◆ What to produce:
What lines of the data include the string "Exposure"? Copy them all.

◆ Data records:
>>>
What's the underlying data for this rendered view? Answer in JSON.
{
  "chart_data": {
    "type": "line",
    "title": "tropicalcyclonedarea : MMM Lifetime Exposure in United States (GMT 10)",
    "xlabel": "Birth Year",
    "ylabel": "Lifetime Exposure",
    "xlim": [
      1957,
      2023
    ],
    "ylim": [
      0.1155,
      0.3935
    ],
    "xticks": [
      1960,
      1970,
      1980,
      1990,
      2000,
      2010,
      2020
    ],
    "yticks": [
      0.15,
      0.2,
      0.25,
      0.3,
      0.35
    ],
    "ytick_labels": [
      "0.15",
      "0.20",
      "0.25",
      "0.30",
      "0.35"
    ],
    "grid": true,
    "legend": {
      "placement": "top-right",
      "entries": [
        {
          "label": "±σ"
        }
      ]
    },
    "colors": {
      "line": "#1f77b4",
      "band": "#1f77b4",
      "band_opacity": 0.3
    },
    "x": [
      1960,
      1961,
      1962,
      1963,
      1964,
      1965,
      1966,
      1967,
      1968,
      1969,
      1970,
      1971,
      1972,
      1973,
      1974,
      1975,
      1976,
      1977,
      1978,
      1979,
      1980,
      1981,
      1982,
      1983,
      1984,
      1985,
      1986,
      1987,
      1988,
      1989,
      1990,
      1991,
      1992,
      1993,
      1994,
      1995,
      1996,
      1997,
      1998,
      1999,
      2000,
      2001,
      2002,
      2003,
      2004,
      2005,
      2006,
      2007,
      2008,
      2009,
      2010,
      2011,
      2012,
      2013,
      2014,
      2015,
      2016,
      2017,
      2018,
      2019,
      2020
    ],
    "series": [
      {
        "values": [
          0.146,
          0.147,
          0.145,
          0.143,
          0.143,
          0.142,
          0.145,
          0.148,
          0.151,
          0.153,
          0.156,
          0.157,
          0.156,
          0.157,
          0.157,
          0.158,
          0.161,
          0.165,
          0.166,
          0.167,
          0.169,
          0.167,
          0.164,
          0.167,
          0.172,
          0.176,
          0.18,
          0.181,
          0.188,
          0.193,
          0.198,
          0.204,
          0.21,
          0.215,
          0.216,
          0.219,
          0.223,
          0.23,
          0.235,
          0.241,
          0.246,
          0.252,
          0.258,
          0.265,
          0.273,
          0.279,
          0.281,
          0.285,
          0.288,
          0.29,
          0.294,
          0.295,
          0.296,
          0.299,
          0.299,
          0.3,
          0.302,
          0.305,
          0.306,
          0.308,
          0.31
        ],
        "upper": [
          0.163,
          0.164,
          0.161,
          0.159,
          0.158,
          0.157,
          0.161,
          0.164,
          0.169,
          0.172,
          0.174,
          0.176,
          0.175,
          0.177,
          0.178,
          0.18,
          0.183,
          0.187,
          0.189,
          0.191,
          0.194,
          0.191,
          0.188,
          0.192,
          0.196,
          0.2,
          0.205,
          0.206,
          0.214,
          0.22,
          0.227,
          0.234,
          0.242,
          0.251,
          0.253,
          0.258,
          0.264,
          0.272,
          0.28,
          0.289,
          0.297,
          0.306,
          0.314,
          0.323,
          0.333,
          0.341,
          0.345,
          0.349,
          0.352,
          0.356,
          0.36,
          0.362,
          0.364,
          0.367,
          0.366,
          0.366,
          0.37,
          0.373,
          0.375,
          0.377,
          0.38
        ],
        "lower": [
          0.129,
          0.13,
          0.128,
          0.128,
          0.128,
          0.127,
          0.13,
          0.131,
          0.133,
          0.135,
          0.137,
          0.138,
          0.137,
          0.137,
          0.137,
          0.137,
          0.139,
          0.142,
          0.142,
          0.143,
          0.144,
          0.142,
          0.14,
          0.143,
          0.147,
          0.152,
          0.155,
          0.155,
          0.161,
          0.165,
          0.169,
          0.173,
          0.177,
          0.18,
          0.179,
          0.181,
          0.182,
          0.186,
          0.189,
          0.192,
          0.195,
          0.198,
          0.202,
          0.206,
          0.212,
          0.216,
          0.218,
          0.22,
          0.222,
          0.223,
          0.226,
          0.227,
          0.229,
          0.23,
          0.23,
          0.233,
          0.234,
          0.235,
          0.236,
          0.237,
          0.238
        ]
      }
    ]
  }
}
<<<
>>>
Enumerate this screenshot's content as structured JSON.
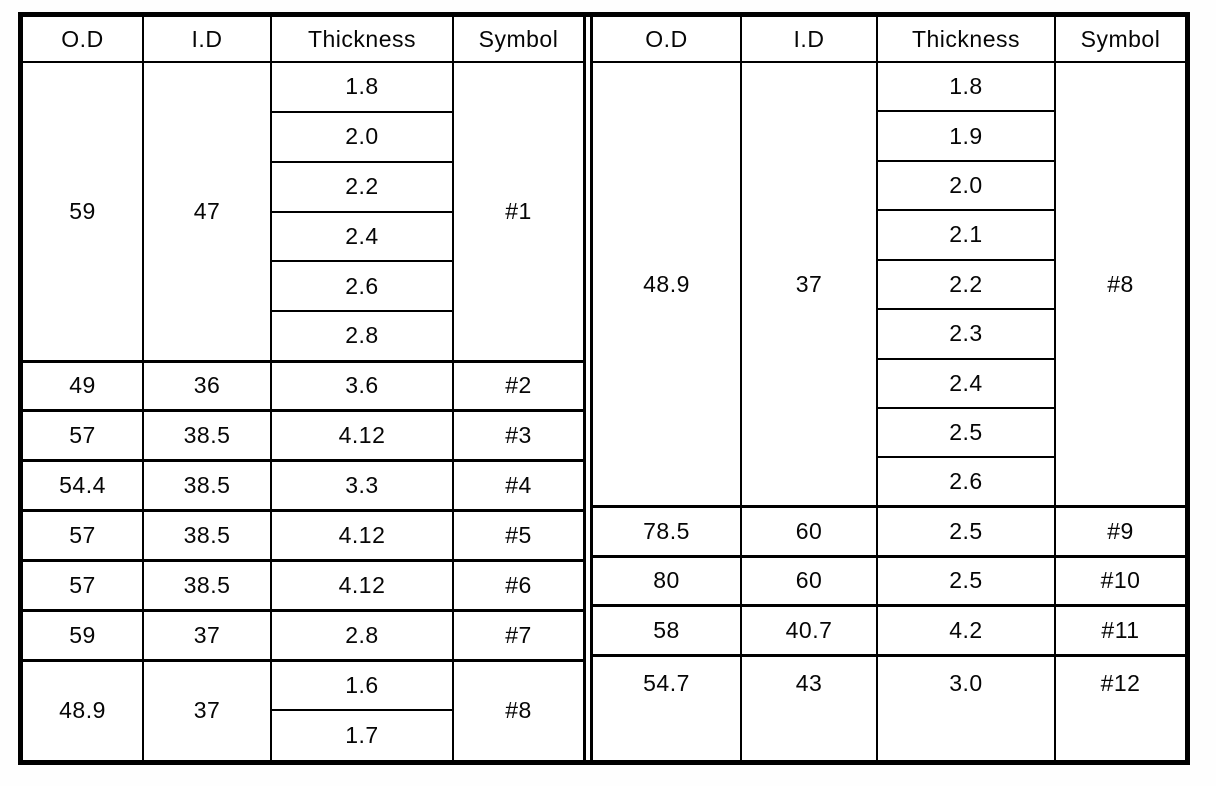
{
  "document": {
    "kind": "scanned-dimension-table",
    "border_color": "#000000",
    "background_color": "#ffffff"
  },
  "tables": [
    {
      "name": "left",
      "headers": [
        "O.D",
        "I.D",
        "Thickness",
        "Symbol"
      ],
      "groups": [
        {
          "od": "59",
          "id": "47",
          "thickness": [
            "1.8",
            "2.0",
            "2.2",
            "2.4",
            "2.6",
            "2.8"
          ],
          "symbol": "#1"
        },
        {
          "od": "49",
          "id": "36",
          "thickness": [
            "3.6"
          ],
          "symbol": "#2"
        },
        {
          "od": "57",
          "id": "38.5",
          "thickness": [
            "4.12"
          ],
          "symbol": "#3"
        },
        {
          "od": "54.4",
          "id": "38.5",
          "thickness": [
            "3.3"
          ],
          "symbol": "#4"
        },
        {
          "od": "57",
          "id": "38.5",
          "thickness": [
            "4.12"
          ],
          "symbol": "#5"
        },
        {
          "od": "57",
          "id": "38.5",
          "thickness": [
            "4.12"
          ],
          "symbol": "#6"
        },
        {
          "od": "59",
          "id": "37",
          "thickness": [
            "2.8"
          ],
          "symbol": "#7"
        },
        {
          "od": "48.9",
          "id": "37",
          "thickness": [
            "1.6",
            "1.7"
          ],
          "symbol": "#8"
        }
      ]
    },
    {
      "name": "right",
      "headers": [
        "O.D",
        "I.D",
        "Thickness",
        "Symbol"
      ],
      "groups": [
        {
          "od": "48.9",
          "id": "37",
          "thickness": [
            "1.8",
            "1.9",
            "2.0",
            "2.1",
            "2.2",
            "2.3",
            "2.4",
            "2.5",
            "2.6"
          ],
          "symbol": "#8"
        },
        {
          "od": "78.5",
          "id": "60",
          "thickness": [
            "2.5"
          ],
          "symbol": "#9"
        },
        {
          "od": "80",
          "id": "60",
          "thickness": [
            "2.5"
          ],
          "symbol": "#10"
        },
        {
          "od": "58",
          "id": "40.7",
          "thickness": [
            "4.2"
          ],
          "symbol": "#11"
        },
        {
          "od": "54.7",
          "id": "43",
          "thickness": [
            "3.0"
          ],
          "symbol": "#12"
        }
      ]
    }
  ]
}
<<<
◆ Exercise result:
    "title": "tropicalcyclonedarea : MMM Lifetime Exposure in United States (GMT 10)",
    "ylabel": "Lifetime Exposure",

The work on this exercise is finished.